Records for processing:
-- BEGIN --
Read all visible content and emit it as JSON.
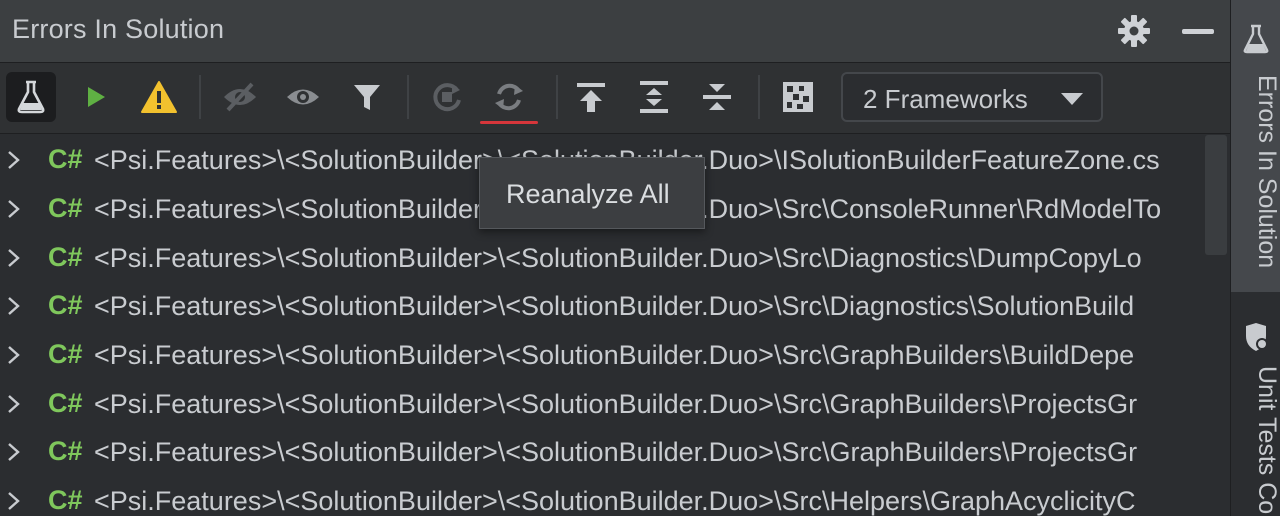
{
  "window": {
    "title": "Errors In Solution"
  },
  "toolbar": {
    "buttons": [
      {
        "name": "unit-test-session-button",
        "tooltip": ""
      },
      {
        "name": "run-button",
        "tooltip": ""
      },
      {
        "name": "warnings-button",
        "tooltip": ""
      },
      {
        "name": "hide-button",
        "tooltip": ""
      },
      {
        "name": "show-button",
        "tooltip": ""
      },
      {
        "name": "filter-button",
        "tooltip": ""
      },
      {
        "name": "stop-analysis-button",
        "tooltip": ""
      },
      {
        "name": "reanalyze-all-button",
        "tooltip": "Reanalyze All"
      },
      {
        "name": "scroll-to-top-button",
        "tooltip": ""
      },
      {
        "name": "expand-all-button",
        "tooltip": ""
      },
      {
        "name": "collapse-all-button",
        "tooltip": ""
      },
      {
        "name": "analysis-icon-button",
        "tooltip": ""
      }
    ],
    "frameworks_label": "2 Frameworks"
  },
  "tooltip": {
    "text": "Reanalyze All"
  },
  "tree": {
    "rows": [
      {
        "lang": "C#",
        "path": "<Psi.Features>\\<SolutionBuilder>\\<SolutionBuilder.Duo>\\ISolutionBuilderFeatureZone.cs"
      },
      {
        "lang": "C#",
        "path": "<Psi.Features>\\<SolutionBuilder>\\<SolutionBuilder.Duo>\\Src\\ConsoleRunner\\RdModelTo"
      },
      {
        "lang": "C#",
        "path": "<Psi.Features>\\<SolutionBuilder>\\<SolutionBuilder.Duo>\\Src\\Diagnostics\\DumpCopyLo"
      },
      {
        "lang": "C#",
        "path": "<Psi.Features>\\<SolutionBuilder>\\<SolutionBuilder.Duo>\\Src\\Diagnostics\\SolutionBuild"
      },
      {
        "lang": "C#",
        "path": "<Psi.Features>\\<SolutionBuilder>\\<SolutionBuilder.Duo>\\Src\\GraphBuilders\\BuildDepe"
      },
      {
        "lang": "C#",
        "path": "<Psi.Features>\\<SolutionBuilder>\\<SolutionBuilder.Duo>\\Src\\GraphBuilders\\ProjectsGr"
      },
      {
        "lang": "C#",
        "path": "<Psi.Features>\\<SolutionBuilder>\\<SolutionBuilder.Duo>\\Src\\GraphBuilders\\ProjectsGr"
      },
      {
        "lang": "C#",
        "path": "<Psi.Features>\\<SolutionBuilder>\\<SolutionBuilder.Duo>\\Src\\Helpers\\GraphAcyclicityC"
      }
    ]
  },
  "stripe": {
    "tab1_label": "Errors In Solution",
    "tab2_label": "Unit Tests Co"
  },
  "colors": {
    "accent_green": "#7fc75c",
    "warning_yellow": "#f2c12e",
    "active_underline": "#d6363b",
    "background": "#2b2d30"
  }
}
-- END --
Task details: Pictures are not part of the copy; output everything else in the records exactly.

Reply to the exercise:
Read all visible content and emit it as JSON.
{
  "window": {
    "title": "Errors In Solution"
  },
  "toolbar": {
    "buttons": [
      {
        "name": "unit-test-session-button",
        "tooltip": ""
      },
      {
        "name": "run-button",
        "tooltip": ""
      },
      {
        "name": "warnings-button",
        "tooltip": ""
      },
      {
        "name": "hide-button",
        "tooltip": ""
      },
      {
        "name": "show-button",
        "tooltip": ""
      },
      {
        "name": "filter-button",
        "tooltip": ""
      },
      {
        "name": "stop-analysis-button",
        "tooltip": ""
      },
      {
        "name": "reanalyze-all-button",
        "tooltip": "Reanalyze All"
      },
      {
        "name": "scroll-to-top-button",
        "tooltip": ""
      },
      {
        "name": "expand-all-button",
        "tooltip": ""
      },
      {
        "name": "collapse-all-button",
        "tooltip": ""
      },
      {
        "name": "analysis-icon-button",
        "tooltip": ""
      }
    ],
    "frameworks_label": "2 Frameworks"
  },
  "tooltip": {
    "text": "Reanalyze All"
  },
  "tree": {
    "rows": [
      {
        "lang": "C#",
        "path": "<Psi.Features>\\<SolutionBuilder>\\<SolutionBuilder.Duo>\\ISolutionBuilderFeatureZone.cs"
      },
      {
        "lang": "C#",
        "path": "<Psi.Features>\\<SolutionBuilder>\\<SolutionBuilder.Duo>\\Src\\ConsoleRunner\\RdModelTo"
      },
      {
        "lang": "C#",
        "path": "<Psi.Features>\\<SolutionBuilder>\\<SolutionBuilder.Duo>\\Src\\Diagnostics\\DumpCopyLo"
      },
      {
        "lang": "C#",
        "path": "<Psi.Features>\\<SolutionBuilder>\\<SolutionBuilder.Duo>\\Src\\Diagnostics\\SolutionBuild"
      },
      {
        "lang": "C#",
        "path": "<Psi.Features>\\<SolutionBuilder>\\<SolutionBuilder.Duo>\\Src\\GraphBuilders\\BuildDepe"
      },
      {
        "lang": "C#",
        "path": "<Psi.Features>\\<SolutionBuilder>\\<SolutionBuilder.Duo>\\Src\\GraphBuilders\\ProjectsGr"
      },
      {
        "lang": "C#",
        "path": "<Psi.Features>\\<SolutionBuilder>\\<SolutionBuilder.Duo>\\Src\\GraphBuilders\\ProjectsGr"
      },
      {
        "lang": "C#",
        "path": "<Psi.Features>\\<SolutionBuilder>\\<SolutionBuilder.Duo>\\Src\\Helpers\\GraphAcyclicityC"
      }
    ]
  },
  "stripe": {
    "tab1_label": "Errors In Solution",
    "tab2_label": "Unit Tests Co"
  },
  "colors": {
    "accent_green": "#7fc75c",
    "warning_yellow": "#f2c12e",
    "active_underline": "#d6363b",
    "background": "#2b2d30"
  }
}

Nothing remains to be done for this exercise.